- [WORK ORDER] Among the entries below, find each line holding "övrig" and return it.

━━━━━━━━━━

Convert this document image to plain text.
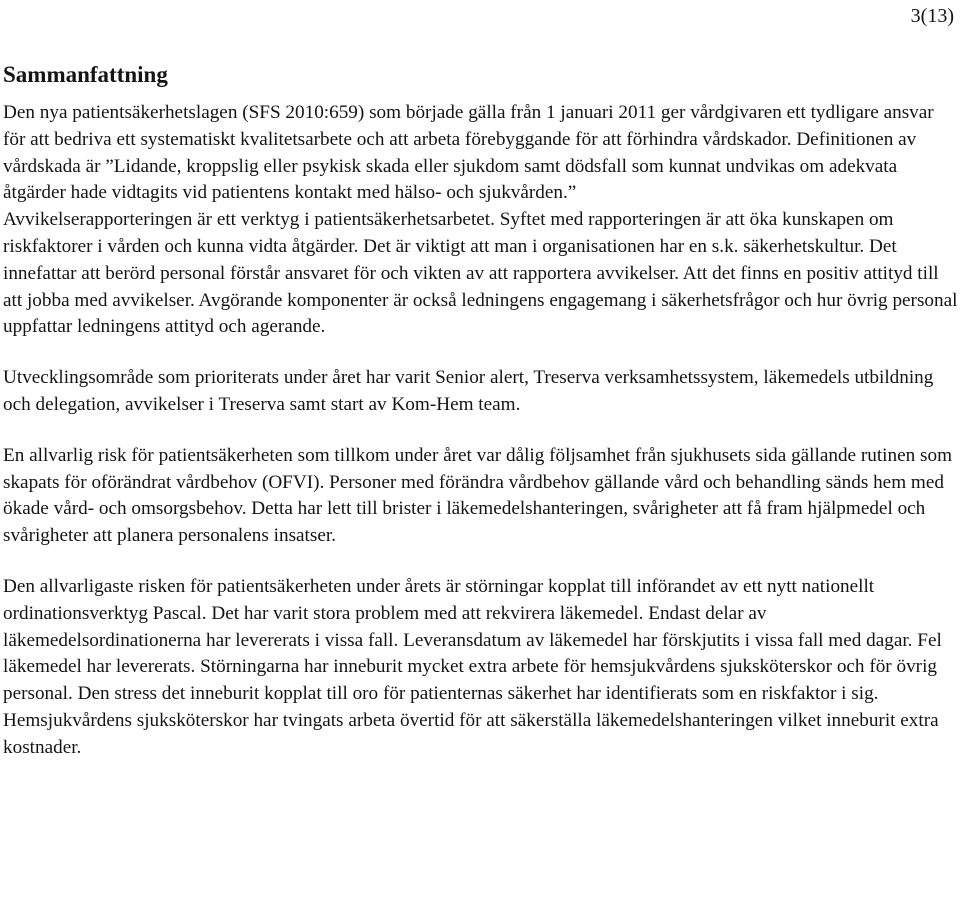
3(13)
Sammanfattning

Den nya patientsäkerhetslagen (SFS 2010:659) som började gälla från 1 januari 2011 ger vårdgivaren ett tydligare ansvar för att bedriva ett systematiskt kvalitetsarbete och att arbeta förebyggande för att förhindra vårdskador. Definitionen av vårdskada är ”Lidande, kroppslig eller psykisk skada eller sjukdom samt dödsfall som kunnat undvikas om adekvata åtgärder hade vidtagits vid patientens kontakt med hälso- och sjukvården.”

Avvikelserapporteringen är ett verktyg i patientsäkerhetsarbetet. Syftet med rapporteringen är att öka kunskapen om riskfaktorer i vården och kunna vidta åtgärder. Det är viktigt att man i organisationen har en s.k. säkerhetskultur. Det innefattar att berörd personal förstår ansvaret för och vikten av att rapportera avvikelser. Att det finns en positiv attityd till att jobba med avvikelser. Avgörande komponenter är också ledningens engagemang i säkerhetsfrågor och hur övrig personal uppfattar ledningens attityd och agerande.

Utvecklingsområde som prioriterats under året har varit Senior alert, Treserva verksamhetssystem, läkemedels utbildning och delegation, avvikelser i Treserva samt start av Kom-Hem team.

En allvarlig risk för patientsäkerheten som tillkom under året var dålig följsamhet från sjukhusets sida gällande rutinen som skapats för oförändrat vårdbehov (OFVI). Personer med förändra vårdbehov gällande vård och behandling sänds hem med ökade vård- och omsorgsbehov. Detta har lett till brister i läkemedelshanteringen, svårigheter att få fram hjälpmedel och svårigheter att planera personalens insatser.

Den allvarligaste risken för patientsäkerheten under årets är störningar kopplat till införandet av ett nytt nationellt ordinationsverktyg Pascal. Det har varit stora problem med att rekvirera läkemedel. Endast delar av läkemedelsordinationerna har levererats i vissa fall. Leveransdatum av läkemedel har förskjutits i vissa fall med dagar. Fel läkemedel har levererats. Störningarna har inneburit mycket extra arbete för hemsjukvårdens sjuksköterskor och för övrig personal. Den stress det inneburit kopplat till oro för patienternas säkerhet har identifierats som en riskfaktor i sig. Hemsjukvårdens sjuksköterskor har tvingats arbeta övertid för att säkerställa läkemedelshanteringen vilket inneburit extra kostnader.
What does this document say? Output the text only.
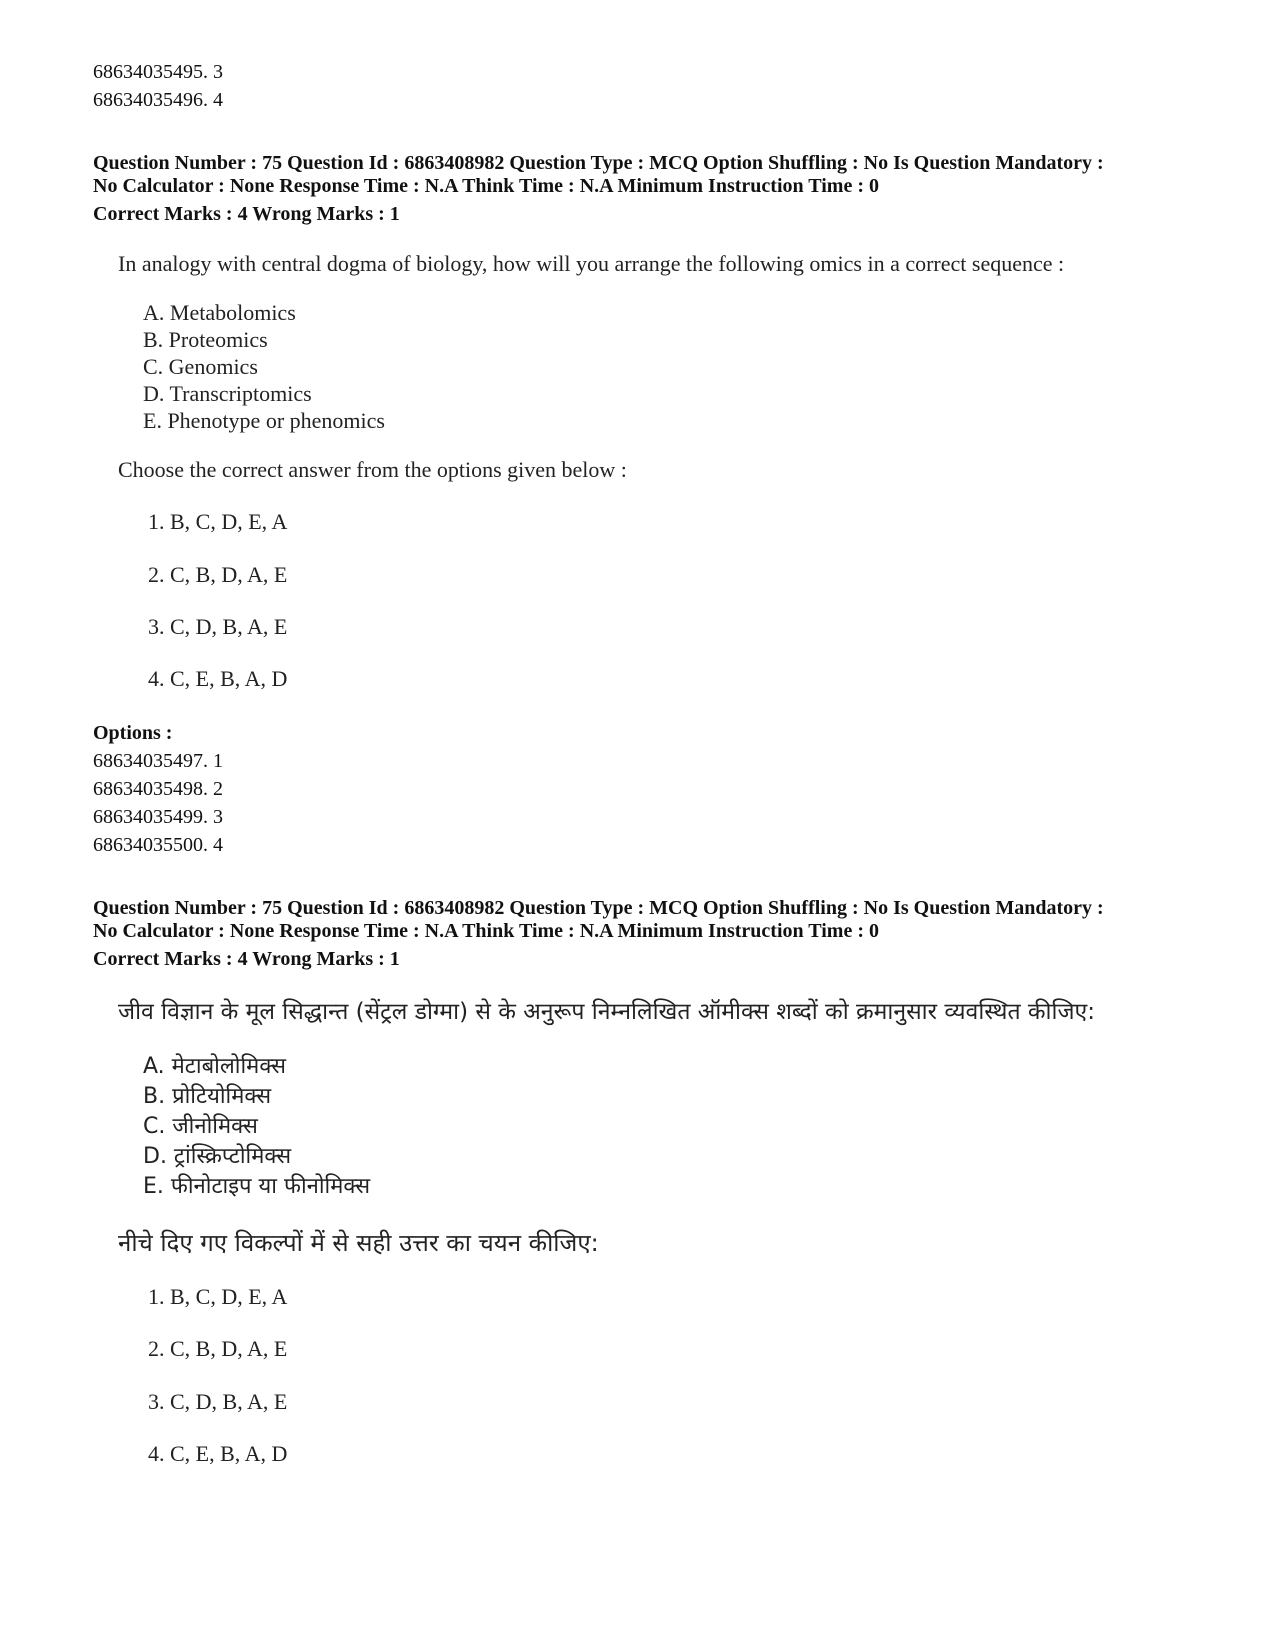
68634035495. 3
68634035496. 4
Question Number : 75 Question Id : 6863408982 Question Type : MCQ Option Shuffling : No Is Question Mandatory :
No Calculator : None Response Time : N.A Think Time : N.A Minimum Instruction Time : 0
Correct Marks : 4 Wrong Marks : 1
In analogy with central dogma of biology, how will you arrange the following omics in a correct sequence :
A. Metabolomics
B. Proteomics
C. Genomics
D. Transcriptomics
E. Phenotype or phenomics
Choose the correct answer from the options given below :
1. B, C, D, E, A
2. C, B, D, A, E
3. C, D, B, A, E
4. C, E, B, A, D
Options :
68634035497. 1
68634035498. 2
68634035499. 3
68634035500. 4
Question Number : 75 Question Id : 6863408982 Question Type : MCQ Option Shuffling : No Is Question Mandatory :
No Calculator : None Response Time : N.A Think Time : N.A Minimum Instruction Time : 0
Correct Marks : 4 Wrong Marks : 1
जीव विज्ञान के मूल सिद्धान्त (सेंट्रल डोग्मा) से के अनुरूप निम्नलिखित ऑमीक्स शब्दों को क्रमानुसार व्यवस्थित कीजिए:
A. मेटाबोलोमिक्स
B. प्रोटियोमिक्स
C. जीनोमिक्स
D. ट्रांस्क्रिप्टोमिक्स
E. फीनोटाइप या फीनोमिक्स
नीचे दिए गए विकल्पों में से सही उत्तर का चयन कीजिए:
1. B, C, D, E, A
2. C, B, D, A, E
3. C, D, B, A, E
4. C, E, B, A, D
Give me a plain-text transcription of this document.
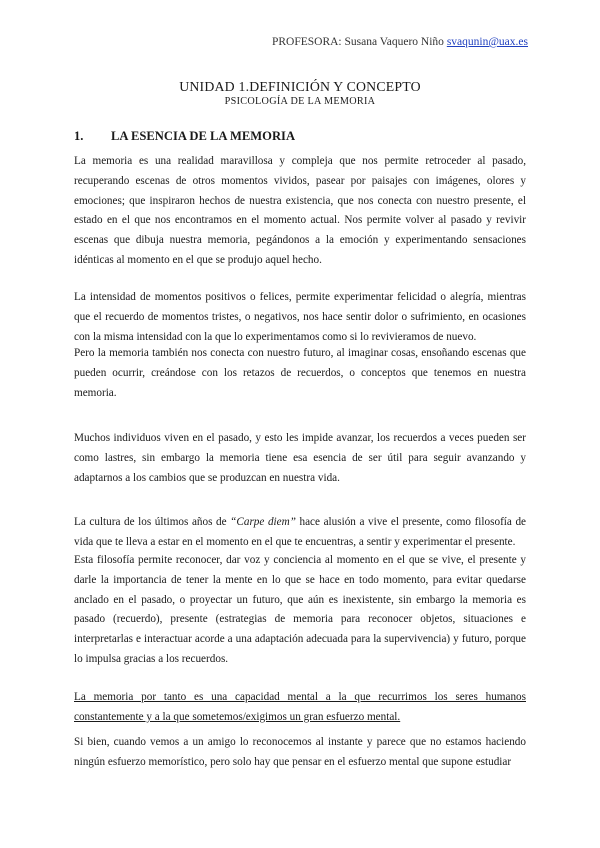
PROFESORA: Susana Vaquero Niño svaqunin@uax.es
UNIDAD 1.DEFINICIÓN Y CONCEPTO
PSICOLOGÍA DE LA MEMORIA
1. LA ESENCIA DE LA MEMORIA
La memoria es una realidad maravillosa y compleja que nos permite retroceder al pasado, recuperando escenas de otros momentos vividos, pasear por paisajes con imágenes, olores y emociones; que inspiraron hechos de nuestra existencia, que nos conecta con nuestro presente, el estado en el que nos encontramos en el momento actual. Nos permite volver al pasado y revivir escenas que dibuja nuestra memoria, pegándonos a la emoción y experimentando sensaciones idénticas al momento en el que se produjo aquel hecho.
La intensidad de momentos positivos o felices, permite experimentar felicidad o alegría, mientras que el recuerdo de momentos tristes, o negativos, nos hace sentir dolor o sufrimiento, en ocasiones con la misma intensidad con la que lo experimentamos como si lo revivieramos de nuevo.
Pero la memoria también nos conecta con nuestro futuro, al imaginar cosas, ensoñando escenas que pueden ocurrir, creándose con los retazos de recuerdos, o conceptos que tenemos en nuestra memoria.
Muchos individuos viven en el pasado, y esto les impide avanzar, los recuerdos a veces pueden ser como lastres, sin embargo la memoria tiene esa esencia de ser útil para seguir avanzando y adaptarnos a los cambios que se produzcan en nuestra vida.
La cultura de los últimos años de “Carpe diem” hace alusión a vive el presente, como filosofía de vida que te lleva a estar en el momento en el que te encuentras, a sentir y experimentar el presente.
Esta filosofía permite reconocer, dar voz y conciencia al momento en el que se vive, el presente y darle la importancia de tener la mente en lo que se hace en todo momento, para evitar quedarse anclado en el pasado, o proyectar un futuro, que aún es inexistente, sin embargo la memoria es pasado (recuerdo), presente (estrategias de memoria para reconocer objetos, situaciones e interpretarlas e interactuar acorde a una adaptación adecuada para la supervivencia) y futuro, porque lo impulsa gracias a los recuerdos.
La memoria por tanto es una capacidad mental a la que recurrimos los seres humanos constantemente y a la que sometemos/exigimos un gran esfuerzo mental.
Si bien, cuando vemos a un amigo lo reconocemos al instante y parece que no estamos haciendo ningún esfuerzo memorístico, pero solo hay que pensar en el esfuerzo mental que supone estudiar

━━━━━━━━━━

- [RESPONSE TO THIS TASK]
Avvikelserapporteringen är ett verktyg i patientsäkerhetsarbetet. Syftet med rapporteringen är att öka kunskapen om riskfaktorer i vården och kunna vidta åtgärder. Det är viktigt att man i organisationen har en s.k. säkerhetskultur. Det innefattar att berörd personal förstår ansvaret för och vikten av att rapportera avvikelser. Att det finns en positiv attityd till att jobba med avvikelser. Avgörande komponenter är också ledningens engagemang i säkerhetsfrågor och hur övrig personal uppfattar ledningens attityd och agerande.
Den allvarligaste risken för patientsäkerheten under årets är störningar kopplat till införandet av ett nytt nationellt ordinationsverktyg Pascal. Det har varit stora problem med att rekvirera läkemedel. Endast delar av läkemedelsordinationerna har levererats i vissa fall. Leveransdatum av läkemedel har förskjutits i vissa fall med dagar. Fel läkemedel har levererats. Störningarna har inneburit mycket extra arbete för hemsjukvårdens sjuksköterskor och för övrig personal. Den stress det inneburit kopplat till oro för patienternas säkerhet har identifierats som en riskfaktor i sig. Hemsjukvårdens sjuksköterskor har tvingats arbeta övertid för att säkerställa läkemedelshanteringen vilket inneburit extra kostnader.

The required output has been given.